Problem to solve:
Which lines of the records contain "system"? Collect every one of them.

Record set:
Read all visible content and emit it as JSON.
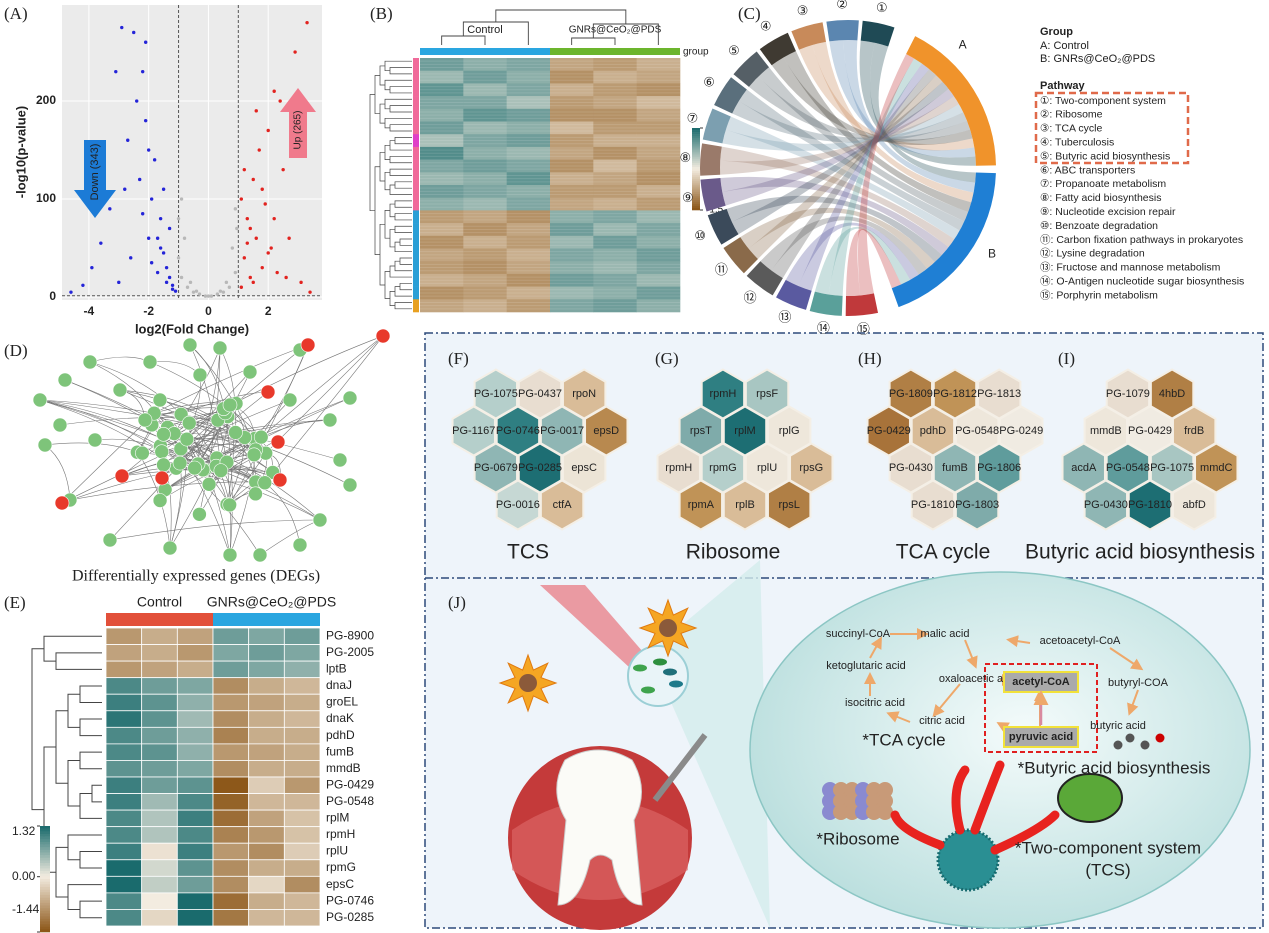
{
  "panels": {
    "A": {
      "label": "(A)",
      "chart": {
        "type": "scatter",
        "xlabel": "log2(Fold Change)",
        "ylabel": "-log10(p-value)",
        "xlim": [
          -4.9,
          3.8
        ],
        "ylim": [
          -3,
          298
        ],
        "xticks": [
          -4,
          -2,
          0,
          2
        ],
        "yticks": [
          0,
          100,
          200
        ],
        "grid": true,
        "vlines": [
          -1,
          1
        ],
        "hline": 1.3,
        "series": [
          {
            "name": "Down (343)",
            "color": "#2424d8",
            "x": [
              -4.6,
              -4.2,
              -3.9,
              -3.6,
              -3.3,
              -3.1,
              -2.9,
              -2.7,
              -2.5,
              -2.4,
              -2.3,
              -2.2,
              -2.1,
              -2.0,
              -1.9,
              -1.8,
              -1.7,
              -1.6,
              -1.5,
              -1.4,
              -1.3,
              -1.2,
              -1.1,
              -2.6,
              -2.0,
              -1.7,
              -1.5,
              -1.3,
              -3.0,
              -2.2,
              -1.9,
              -1.6,
              -1.4,
              -1.2,
              -2.8,
              -2.1
            ],
            "y": [
              5,
              12,
              30,
              55,
              90,
              230,
              275,
              160,
              270,
              200,
              120,
              230,
              180,
              150,
              100,
              140,
              60,
              80,
              45,
              30,
              20,
              12,
              6,
              40,
              60,
              25,
              110,
              70,
              15,
              85,
              35,
              50,
              15,
              8,
              110,
              260
            ]
          },
          {
            "name": "Up (265)",
            "color": "#e2231f",
            "x": [
              1.1,
              1.2,
              1.3,
              1.4,
              1.5,
              1.6,
              1.7,
              1.8,
              1.9,
              2.0,
              2.1,
              2.2,
              2.3,
              2.5,
              2.7,
              2.9,
              3.1,
              3.3,
              1.2,
              1.4,
              1.6,
              1.8,
              2.0,
              2.4,
              1.5,
              1.3,
              2.2,
              2.6,
              3.4,
              1.1
            ],
            "y": [
              10,
              40,
              80,
              20,
              120,
              60,
              150,
              30,
              95,
              170,
              50,
              210,
              25,
              130,
              60,
              250,
              15,
              280,
              130,
              70,
              190,
              110,
              45,
              200,
              15,
              55,
              80,
              20,
              5,
              100
            ]
          },
          {
            "color": "#b8b8b8",
            "x": [
              -1.0,
              -0.9,
              -0.7,
              -0.5,
              -0.3,
              -0.1,
              0.1,
              0.3,
              0.5,
              0.7,
              0.9,
              -0.8,
              -0.6,
              0.6,
              0.8,
              -1.0,
              0.95,
              -0.4,
              0.4,
              0,
              -0.9,
              0.9
            ],
            "y": [
              40,
              20,
              10,
              5,
              3,
              1,
              1,
              3,
              5,
              10,
              25,
              60,
              15,
              15,
              50,
              80,
              70,
              6,
              6,
              1,
              100,
              90
            ]
          }
        ]
      }
    },
    "B": {
      "label": "(B)",
      "chart": {
        "type": "heatmap",
        "groups": [
          {
            "name": "Control",
            "color": "#2aa6e0"
          },
          {
            "name": "GNRs@CeO₂@PDS",
            "color": "#6cb52d"
          }
        ],
        "group_title": "group",
        "colors": {
          "low": "#8a5414",
          "mid": "#f3ece0",
          "high": "#17696b"
        },
        "clim": [
          -1.5,
          1.5
        ],
        "cticks": [
          1.5,
          0,
          -1.5
        ],
        "row_colors": [
          "#f06a9a",
          "#f06a9a",
          "#f06a9a",
          "#f06a9a",
          "#f06a9a",
          "#f06a9a",
          "#e040c8",
          "#f06a9a",
          "#f06a9a",
          "#f06a9a",
          "#f06a9a",
          "#f06a9a",
          "#2a9fd6",
          "#2a9fd6",
          "#2a9fd6",
          "#2a9fd6",
          "#2a9fd6",
          "#2a9fd6",
          "#2a9fd6",
          "#e8a020"
        ],
        "values": [
          [
            0.9,
            0.7,
            0.8,
            -0.7,
            -0.8,
            -0.6
          ],
          [
            0.6,
            0.9,
            0.7,
            -0.9,
            -0.6,
            -0.7
          ],
          [
            1.0,
            0.6,
            0.8,
            -0.6,
            -0.8,
            -0.9
          ],
          [
            0.8,
            0.8,
            0.5,
            -0.8,
            -0.7,
            -0.5
          ],
          [
            0.7,
            1.0,
            0.9,
            -0.9,
            -0.9,
            -0.7
          ],
          [
            0.9,
            0.6,
            0.7,
            -0.5,
            -0.8,
            -0.8
          ],
          [
            0.5,
            0.8,
            0.9,
            -0.8,
            -0.6,
            -0.6
          ],
          [
            1.1,
            0.7,
            0.6,
            -0.7,
            -0.9,
            -0.7
          ],
          [
            0.8,
            0.9,
            0.8,
            -0.9,
            -0.5,
            -0.8
          ],
          [
            0.6,
            0.7,
            1.0,
            -0.6,
            -0.7,
            -0.9
          ],
          [
            0.9,
            0.8,
            0.7,
            -0.8,
            -0.8,
            -0.6
          ],
          [
            0.7,
            0.6,
            0.8,
            -0.7,
            -0.6,
            -0.8
          ],
          [
            -0.8,
            -0.7,
            -0.9,
            0.7,
            0.8,
            0.6
          ],
          [
            -0.6,
            -0.9,
            -0.7,
            0.9,
            0.6,
            0.8
          ],
          [
            -0.9,
            -0.6,
            -0.8,
            0.6,
            0.9,
            0.7
          ],
          [
            -0.7,
            -0.8,
            -0.6,
            0.8,
            0.7,
            0.9
          ],
          [
            -0.8,
            -0.9,
            -0.7,
            0.7,
            0.6,
            0.8
          ],
          [
            -0.6,
            -0.7,
            -0.9,
            0.9,
            0.8,
            0.6
          ],
          [
            -0.9,
            -0.8,
            -0.6,
            0.6,
            0.7,
            0.9
          ],
          [
            -0.7,
            -0.6,
            -0.8,
            0.8,
            0.9,
            0.7
          ]
        ]
      }
    },
    "C": {
      "label": "(C)",
      "group_title": "Group",
      "groups": [
        {
          "key": "A",
          "legend": "A: Control",
          "color": "#f0932b"
        },
        {
          "key": "B",
          "legend": "B: GNRs@CeO₂@PDS",
          "color": "#1f7fd4"
        }
      ],
      "pathway_title": "Pathway",
      "pathways": [
        {
          "num": "①",
          "legend": "①: Two-component system",
          "color": "#1f4a55"
        },
        {
          "num": "②",
          "legend": "②: Ribosome",
          "color": "#5b86b0"
        },
        {
          "num": "③",
          "legend": "③: TCA cycle",
          "color": "#c88a5a"
        },
        {
          "num": "④",
          "legend": "④: Tuberculosis",
          "color": "#3f3a32"
        },
        {
          "num": "⑤",
          "legend": "⑤: Butyric acid biosynthesis",
          "color": "#555f66"
        },
        {
          "num": "⑥",
          "legend": "⑥: ABC transporters",
          "color": "#5a6f7c"
        },
        {
          "num": "⑦",
          "legend": "⑦: Propanoate metabolism",
          "color": "#7c9fb0"
        },
        {
          "num": "⑧",
          "legend": "⑧: Fatty acid biosynthesis",
          "color": "#9a7a6a"
        },
        {
          "num": "⑨",
          "legend": "⑨: Nucleotide excision repair",
          "color": "#6a5a8a"
        },
        {
          "num": "⑩",
          "legend": "⑩: Benzoate degradation",
          "color": "#3b4a5a"
        },
        {
          "num": "⑪",
          "legend": "⑪: Carbon fixation pathways in prokaryotes",
          "color": "#8a6a4a"
        },
        {
          "num": "⑫",
          "legend": "⑫: Lysine degradation",
          "color": "#5a5a5a"
        },
        {
          "num": "⑬",
          "legend": "⑬: Fructose and mannose metabolism",
          "color": "#5a5aa0"
        },
        {
          "num": "⑭",
          "legend": "⑭: O-Antigen nucleotide sugar biosynthesis",
          "color": "#5aa09a"
        },
        {
          "num": "⑮",
          "legend": "⑮: Porphyrin metabolism",
          "color": "#c0393b"
        }
      ]
    },
    "D": {
      "label": "(D)",
      "caption": "Differentially expressed genes (DEGs)"
    },
    "E": {
      "label": "(E)",
      "chart": {
        "type": "heatmap",
        "groups": [
          {
            "name": "Control",
            "color": "#e2503a"
          },
          {
            "name": "GNRs@CeO₂@PDS",
            "color": "#2aa6e0"
          }
        ],
        "colors": {
          "low": "#8a5414",
          "mid": "#f3ece0",
          "high": "#17696b"
        },
        "clim": [
          -1.44,
          1.32
        ],
        "cticks": [
          1.32,
          {
            "value": 0,
            "label": "0.00"
          },
          -1.44
        ],
        "rows": [
          "PG-8900",
          "PG-2005",
          "lptB",
          "dnaJ",
          "groEL",
          "dnaK",
          "pdhD",
          "fumB",
          "mmdB",
          "PG-0429",
          "PG-0548",
          "rplM",
          "rpmH",
          "rplU",
          "rpmG",
          "epsC",
          "PG-0746",
          "PG-0285"
        ],
        "values": [
          [
            -0.8,
            -0.6,
            -0.7,
            0.8,
            0.7,
            0.8
          ],
          [
            -0.7,
            -0.6,
            -0.8,
            0.7,
            0.8,
            0.7
          ],
          [
            -0.8,
            -0.7,
            -0.6,
            0.8,
            0.7,
            0.6
          ],
          [
            1.0,
            0.8,
            0.7,
            -0.9,
            -0.6,
            -0.5
          ],
          [
            1.1,
            0.9,
            0.6,
            -0.8,
            -0.7,
            -0.6
          ],
          [
            1.2,
            0.9,
            0.5,
            -0.9,
            -0.6,
            -0.5
          ],
          [
            1.0,
            0.8,
            0.6,
            -1.0,
            -0.6,
            -0.6
          ],
          [
            1.0,
            0.9,
            0.6,
            -0.8,
            -0.7,
            -0.6
          ],
          [
            0.9,
            0.8,
            0.7,
            -0.9,
            -0.6,
            -0.6
          ],
          [
            1.1,
            0.8,
            0.9,
            -1.4,
            -0.3,
            -0.8
          ],
          [
            1.1,
            0.5,
            1.0,
            -1.3,
            -0.5,
            -0.5
          ],
          [
            1.0,
            0.4,
            1.1,
            -1.2,
            -0.7,
            -0.4
          ],
          [
            1.0,
            0.4,
            1.0,
            -1.0,
            -0.8,
            -0.4
          ],
          [
            1.1,
            -0.1,
            1.1,
            -0.8,
            -0.9,
            -0.3
          ],
          [
            1.3,
            0.2,
            0.9,
            -0.9,
            -0.6,
            -0.6
          ],
          [
            1.3,
            0.3,
            0.8,
            -0.9,
            -0.2,
            -0.9
          ],
          [
            1.0,
            0.0,
            1.3,
            -1.2,
            -0.6,
            -0.5
          ],
          [
            1.0,
            -0.2,
            1.3,
            -1.1,
            -0.5,
            -0.5
          ]
        ]
      }
    },
    "F": {
      "label": "(F)",
      "title": "TCS",
      "rows": [
        [
          {
            "gene": "PG-1075",
            "color": "#b5cfcb"
          },
          {
            "gene": "PG-0437",
            "color": "#e8ddd0"
          },
          {
            "gene": "rpoN",
            "color": "#d9bc98"
          }
        ],
        [
          {
            "gene": "PG-1167",
            "color": "#b5cfcb"
          },
          {
            "gene": "PG-0746",
            "color": "#2f7f82"
          },
          {
            "gene": "PG-0017",
            "color": "#8fb6b4"
          },
          {
            "gene": "epsD",
            "color": "#b8894f"
          }
        ],
        [
          {
            "gene": "PG-0679",
            "color": "#8fb6b4"
          },
          {
            "gene": "PG-0285",
            "color": "#1d6e73"
          },
          {
            "gene": "epsC",
            "color": "#ece4d6"
          }
        ],
        [
          {
            "gene": "PG-0016",
            "color": "#c6d8d4"
          },
          {
            "gene": "ctfA",
            "color": "#d9bc98"
          }
        ]
      ]
    },
    "G": {
      "label": "(G)",
      "title": "Ribosome",
      "rows": [
        [
          {
            "gene": "rpmH",
            "color": "#2f7f82"
          },
          {
            "gene": "rpsF",
            "color": "#a8c6c2"
          }
        ],
        [
          {
            "gene": "rpsT",
            "color": "#7fabaa"
          },
          {
            "gene": "rplM",
            "color": "#1d6e73"
          },
          {
            "gene": "rplG",
            "color": "#eee7db"
          }
        ],
        [
          {
            "gene": "rpmH",
            "color": "#e8ddd0"
          },
          {
            "gene": "rpmG",
            "color": "#b5cfcb"
          },
          {
            "gene": "rplU",
            "color": "#eee7db"
          },
          {
            "gene": "rpsG",
            "color": "#d9bc98"
          }
        ],
        [
          {
            "gene": "rpmA",
            "color": "#c09357"
          },
          {
            "gene": "rplB",
            "color": "#d9bc98"
          },
          {
            "gene": "rpsL",
            "color": "#b07f45"
          }
        ]
      ]
    },
    "H": {
      "label": "(H)",
      "title": "TCA cycle",
      "rows": [
        [
          {
            "gene": "PG-1809",
            "color": "#b07f45"
          },
          {
            "gene": "PG-1812",
            "color": "#c09357"
          },
          {
            "gene": "PG-1813",
            "color": "#e8ddd0"
          }
        ],
        [
          {
            "gene": "PG-0429",
            "color": "#a8733a"
          },
          {
            "gene": "pdhD",
            "color": "#d9bc98"
          },
          {
            "gene": "PG-0548",
            "color": "#eee7db"
          },
          {
            "gene": "PG-0249",
            "color": "#f0ebe2"
          }
        ],
        [
          {
            "gene": "PG-0430",
            "color": "#e8ddd0"
          },
          {
            "gene": "fumB",
            "color": "#8fb6b4"
          },
          {
            "gene": "PG-1806",
            "color": "#5f9c9c"
          }
        ],
        [
          {
            "gene": "PG-1810",
            "color": "#e8ddd0"
          },
          {
            "gene": "PG-1803",
            "color": "#7fabaa"
          }
        ]
      ]
    },
    "I": {
      "label": "(I)",
      "title": "Butyric acid biosynthesis",
      "rows": [
        [
          {
            "gene": "PG-1079",
            "color": "#e8ddd0"
          },
          {
            "gene": "4hbD",
            "color": "#b07f45"
          }
        ],
        [
          {
            "gene": "mmdB",
            "color": "#eee7db"
          },
          {
            "gene": "PG-0429",
            "color": "#f0ebe2"
          },
          {
            "gene": "frdB",
            "color": "#d9bc98"
          }
        ],
        [
          {
            "gene": "acdA",
            "color": "#8fb6b4"
          },
          {
            "gene": "PG-0548",
            "color": "#5f9c9c"
          },
          {
            "gene": "PG-1075",
            "color": "#a8c6c2"
          },
          {
            "gene": "mmdC",
            "color": "#c09357"
          }
        ],
        [
          {
            "gene": "PG-0430",
            "color": "#8fb6b4"
          },
          {
            "gene": "PG-1810",
            "color": "#1d6e73"
          },
          {
            "gene": "abfD",
            "color": "#eee7db"
          }
        ]
      ]
    },
    "J": {
      "label": "(J)",
      "metabolites": [
        "succinyl-CoA",
        "malic acid",
        "acetoacetyl-CoA",
        "ketoglutaric acid",
        "oxaloacetic acid",
        "acetyl-CoA",
        "butyryl-COA",
        "isocitric acid",
        "citric acid",
        "pyruvic acid",
        "butyric acid"
      ],
      "tca": "*TCA cycle",
      "butyrate": "*Butyric acid biosynthesis",
      "ribosome": "*Ribosome",
      "tcs": "*Two-component system",
      "tcs_short": "(TCS)"
    }
  }
}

Result:
          "legend": "①: Two-component system",
      "tcs": "*Two-component system",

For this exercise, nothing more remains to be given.